[Figure record extracts]
◇ ◇ ◇ ◇
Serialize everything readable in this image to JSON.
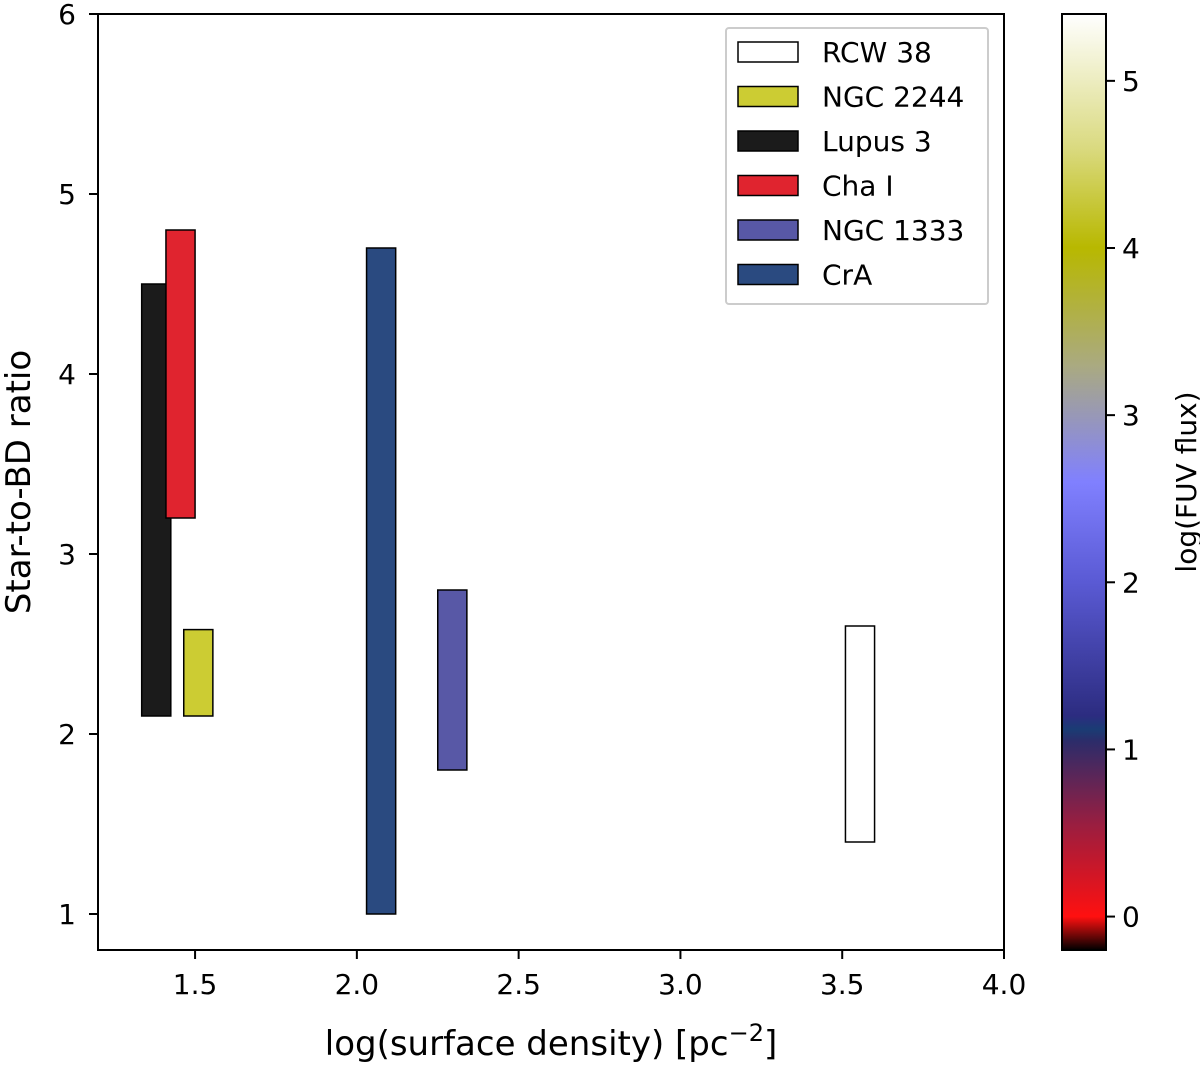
{
  "chart_data": {
    "type": "bar",
    "subtype": "floating-range",
    "xlabel": "log(surface density) [pc",
    "xlabel_sup": "−2",
    "xlabel_end": "]",
    "ylabel": "Star-to-BD ratio",
    "xlim": [
      1.2,
      4.0
    ],
    "ylim": [
      0.8,
      6.0
    ],
    "xticks": [
      1.5,
      2.0,
      2.5,
      3.0,
      3.5,
      4.0
    ],
    "xtick_labels": [
      "1.5",
      "2.0",
      "2.5",
      "3.0",
      "3.5",
      "4.0"
    ],
    "yticks": [
      1,
      2,
      3,
      4,
      5,
      6
    ],
    "ytick_labels": [
      "1",
      "2",
      "3",
      "4",
      "5",
      "6"
    ],
    "legend_position": "top-right",
    "series": [
      {
        "name": "RCW 38",
        "x": 3.555,
        "width": 0.09,
        "low": 1.4,
        "high": 2.6,
        "color": "#ffffff"
      },
      {
        "name": "NGC 2244",
        "x": 1.51,
        "width": 0.09,
        "low": 2.1,
        "high": 2.58,
        "color": "#cccc33"
      },
      {
        "name": "Lupus 3",
        "x": 1.38,
        "width": 0.09,
        "low": 2.1,
        "high": 4.5,
        "color": "#1b1b1b"
      },
      {
        "name": "Cha I",
        "x": 1.455,
        "width": 0.09,
        "low": 3.2,
        "high": 4.8,
        "color": "#e0242f"
      },
      {
        "name": "NGC 1333",
        "x": 2.295,
        "width": 0.09,
        "low": 1.8,
        "high": 2.8,
        "color": "#5858a6"
      },
      {
        "name": "CrA",
        "x": 2.075,
        "width": 0.09,
        "low": 1.0,
        "high": 4.7,
        "color": "#2a4a80"
      }
    ],
    "colorbar": {
      "label": "log(FUV flux)",
      "range": [
        -0.2,
        5.4
      ],
      "ticks": [
        0,
        1,
        2,
        3,
        4,
        5
      ],
      "tick_labels": [
        "0",
        "1",
        "2",
        "3",
        "4",
        "5"
      ],
      "stops": [
        {
          "value": -0.2,
          "color": "#000000"
        },
        {
          "value": 0.0,
          "color": "#ff1010"
        },
        {
          "value": 0.55,
          "color": "#9a1e40"
        },
        {
          "value": 1.05,
          "color": "#2c2c6a"
        },
        {
          "value": 1.12,
          "color": "#1a3c74"
        },
        {
          "value": 1.2,
          "color": "#2c2c80"
        },
        {
          "value": 2.0,
          "color": "#5a5ad4"
        },
        {
          "value": 2.6,
          "color": "#8080ff"
        },
        {
          "value": 3.3,
          "color": "#aaaa80"
        },
        {
          "value": 4.0,
          "color": "#b8b800"
        },
        {
          "value": 4.6,
          "color": "#dada80"
        },
        {
          "value": 5.4,
          "color": "#ffffff"
        }
      ]
    }
  }
}
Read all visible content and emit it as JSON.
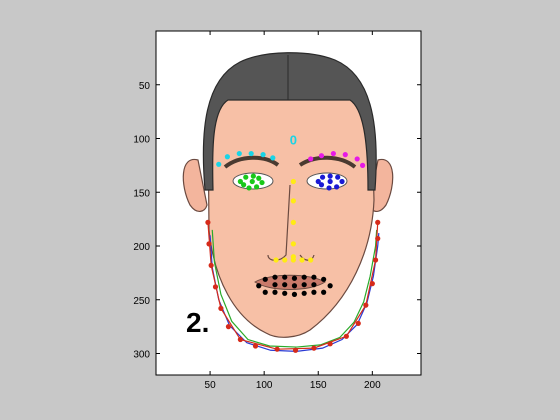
{
  "chart_data": {
    "type": "scatter",
    "background_image": "cartoon-face-illustration",
    "image_label": "2.",
    "xlabel": "",
    "ylabel": "",
    "xlim": [
      0,
      245
    ],
    "ylim": [
      0,
      320
    ],
    "y_reversed": true,
    "xticks": [
      50,
      100,
      150,
      200
    ],
    "yticks": [
      50,
      100,
      150,
      200,
      250,
      300
    ],
    "grid": false,
    "annotations": [
      {
        "text": "0",
        "x": 127,
        "y": 102,
        "color": "#19d4e6"
      }
    ],
    "series": [
      {
        "color": "#d62a1a",
        "marker": "dot",
        "role": "jaw-contour",
        "points": [
          [
            48,
            178
          ],
          [
            49,
            198
          ],
          [
            51,
            218
          ],
          [
            55,
            238
          ],
          [
            60,
            258
          ],
          [
            67,
            275
          ],
          [
            78,
            287
          ],
          [
            92,
            293
          ],
          [
            112,
            296
          ],
          [
            129,
            297
          ],
          [
            146,
            295
          ],
          [
            161,
            291
          ],
          [
            176,
            284
          ],
          [
            187,
            272
          ],
          [
            194,
            255
          ],
          [
            200,
            235
          ],
          [
            203,
            213
          ],
          [
            205,
            193
          ],
          [
            205,
            178
          ]
        ]
      },
      {
        "color": "#19d4e6",
        "marker": "dot",
        "role": "left-eyebrow",
        "points": [
          [
            58,
            124
          ],
          [
            66,
            117
          ],
          [
            77,
            114
          ],
          [
            88,
            114
          ],
          [
            99,
            115
          ],
          [
            108,
            118
          ]
        ]
      },
      {
        "color": "#e619e6",
        "marker": "dot",
        "role": "right-eyebrow",
        "points": [
          [
            143,
            119
          ],
          [
            153,
            116
          ],
          [
            164,
            114
          ],
          [
            175,
            115
          ],
          [
            186,
            119
          ],
          [
            191,
            125
          ]
        ]
      },
      {
        "color": "#19c819",
        "marker": "dot",
        "role": "left-eye",
        "points": [
          [
            78,
            140
          ],
          [
            83,
            136
          ],
          [
            90,
            135
          ],
          [
            95,
            137
          ],
          [
            98,
            141
          ],
          [
            93,
            145
          ],
          [
            86,
            146
          ],
          [
            81,
            143
          ],
          [
            89,
            140
          ]
        ]
      },
      {
        "color": "#1a1ad4",
        "marker": "dot",
        "role": "right-eye",
        "points": [
          [
            150,
            140
          ],
          [
            154,
            136
          ],
          [
            161,
            135
          ],
          [
            168,
            136
          ],
          [
            172,
            140
          ],
          [
            167,
            145
          ],
          [
            160,
            146
          ],
          [
            153,
            143
          ],
          [
            161,
            140
          ]
        ]
      },
      {
        "color": "#ffeb14",
        "marker": "dot",
        "role": "nose",
        "points": [
          [
            127,
            140
          ],
          [
            127,
            158
          ],
          [
            127,
            178
          ],
          [
            127,
            198
          ],
          [
            127,
            210
          ],
          [
            111,
            213
          ],
          [
            119,
            213
          ],
          [
            127,
            213
          ],
          [
            135,
            213
          ],
          [
            143,
            213
          ]
        ]
      },
      {
        "color": "#000000",
        "marker": "dot",
        "role": "mouth",
        "points": [
          [
            95,
            237
          ],
          [
            101,
            231
          ],
          [
            110,
            229
          ],
          [
            119,
            229
          ],
          [
            128,
            230
          ],
          [
            137,
            229
          ],
          [
            146,
            229
          ],
          [
            155,
            231
          ],
          [
            161,
            237
          ],
          [
            101,
            243
          ],
          [
            110,
            243
          ],
          [
            119,
            244
          ],
          [
            128,
            245
          ],
          [
            137,
            244
          ],
          [
            146,
            243
          ],
          [
            155,
            243
          ],
          [
            110,
            236
          ],
          [
            119,
            236
          ],
          [
            128,
            237
          ],
          [
            137,
            236
          ],
          [
            146,
            236
          ]
        ]
      }
    ],
    "curves": [
      {
        "color": "#2aaa2a",
        "role": "fitted-jaw-curve-1",
        "points": [
          [
            52,
            185
          ],
          [
            54,
            215
          ],
          [
            60,
            245
          ],
          [
            70,
            270
          ],
          [
            85,
            287
          ],
          [
            105,
            293
          ],
          [
            130,
            294
          ],
          [
            152,
            292
          ],
          [
            170,
            285
          ],
          [
            183,
            271
          ],
          [
            192,
            252
          ],
          [
            198,
            228
          ],
          [
            203,
            200
          ],
          [
            204,
            185
          ]
        ]
      },
      {
        "color": "#2a3ad4",
        "role": "fitted-jaw-curve-2",
        "points": [
          [
            50,
            190
          ],
          [
            52,
            220
          ],
          [
            58,
            250
          ],
          [
            68,
            274
          ],
          [
            84,
            290
          ],
          [
            106,
            297
          ],
          [
            130,
            298
          ],
          [
            154,
            295
          ],
          [
            172,
            287
          ],
          [
            186,
            273
          ],
          [
            195,
            253
          ],
          [
            201,
            228
          ],
          [
            205,
            200
          ],
          [
            206,
            188
          ]
        ]
      },
      {
        "color": "#d62a1a",
        "role": "fitted-jaw-curve-3",
        "points": [
          [
            48,
            178
          ],
          [
            51,
            218
          ],
          [
            60,
            258
          ],
          [
            78,
            287
          ],
          [
            112,
            296
          ],
          [
            146,
            295
          ],
          [
            176,
            284
          ],
          [
            194,
            255
          ],
          [
            203,
            213
          ],
          [
            205,
            178
          ]
        ]
      }
    ]
  }
}
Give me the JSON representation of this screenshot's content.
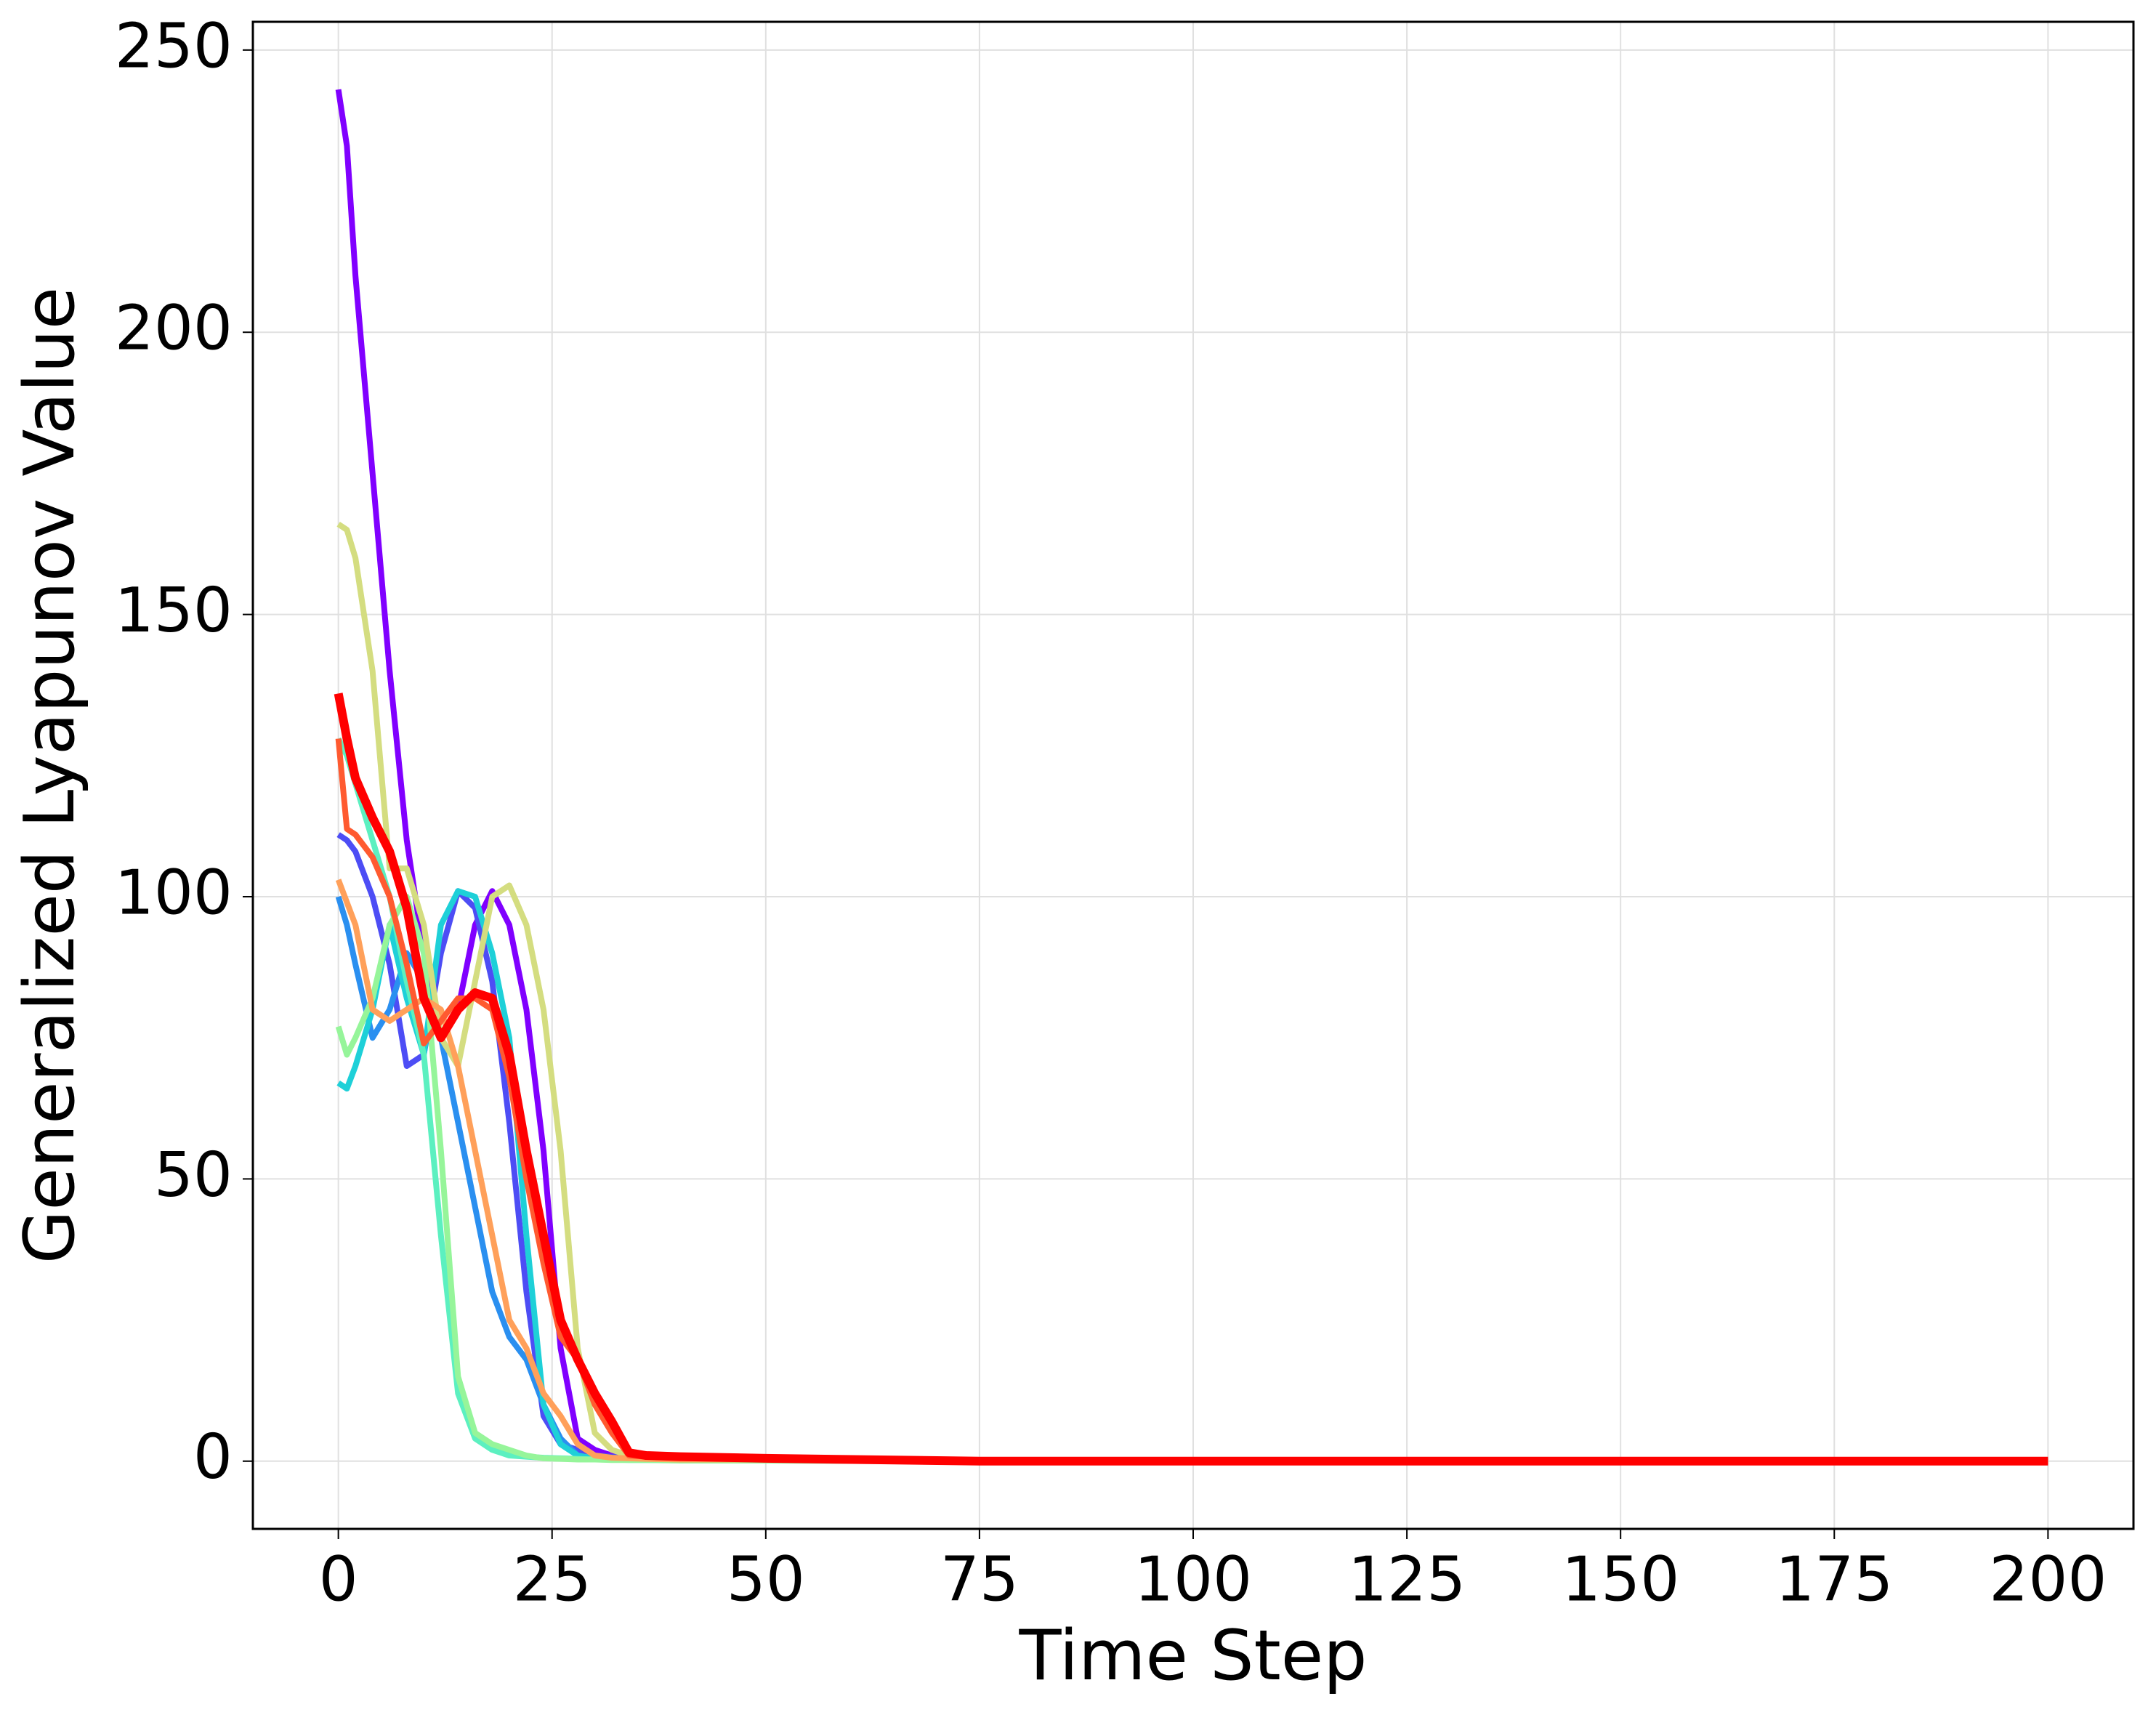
◇ ◇ ◇ ◇
Copy out each line of the records where the string "fitted" appears.

        "role": "fitted-jaw-curve-1",
        "role": "fitted-jaw-curve-2",
        "role": "fitted-jaw-curve-3",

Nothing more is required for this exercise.